Extract, from the records beneath this instruction, each line that contains the word "userid".

> **Data for the task**
______________________________

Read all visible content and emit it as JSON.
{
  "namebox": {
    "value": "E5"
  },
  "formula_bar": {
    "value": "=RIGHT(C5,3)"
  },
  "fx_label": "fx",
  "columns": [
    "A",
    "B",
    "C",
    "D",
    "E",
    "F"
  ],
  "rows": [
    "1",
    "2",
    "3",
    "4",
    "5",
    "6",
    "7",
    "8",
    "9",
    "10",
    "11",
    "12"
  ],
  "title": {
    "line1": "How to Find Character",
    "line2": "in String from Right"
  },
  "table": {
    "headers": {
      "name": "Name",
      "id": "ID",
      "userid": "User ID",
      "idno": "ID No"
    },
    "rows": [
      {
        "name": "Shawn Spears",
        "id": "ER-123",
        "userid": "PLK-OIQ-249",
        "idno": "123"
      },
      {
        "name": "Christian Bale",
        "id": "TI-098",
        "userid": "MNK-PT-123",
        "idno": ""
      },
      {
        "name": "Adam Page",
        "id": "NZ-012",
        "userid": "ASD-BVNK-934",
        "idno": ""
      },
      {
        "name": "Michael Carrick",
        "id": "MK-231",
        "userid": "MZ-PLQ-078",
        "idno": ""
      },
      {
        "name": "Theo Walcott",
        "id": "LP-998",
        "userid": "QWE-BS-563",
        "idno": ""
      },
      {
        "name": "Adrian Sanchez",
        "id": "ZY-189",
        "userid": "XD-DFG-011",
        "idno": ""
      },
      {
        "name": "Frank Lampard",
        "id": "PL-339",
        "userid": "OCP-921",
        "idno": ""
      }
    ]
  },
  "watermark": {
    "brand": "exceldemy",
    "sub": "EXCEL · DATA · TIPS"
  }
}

______________________________

> **Solution to the problem**
      "userid": "User ID",
        "userid": "PLK-OIQ-249",
        "userid": "MNK-PT-123",
        "userid": "ASD-BVNK-934",
        "userid": "MZ-PLQ-078",
        "userid": "QWE-BS-563",
        "userid": "XD-DFG-011",
        "userid": "OCP-921",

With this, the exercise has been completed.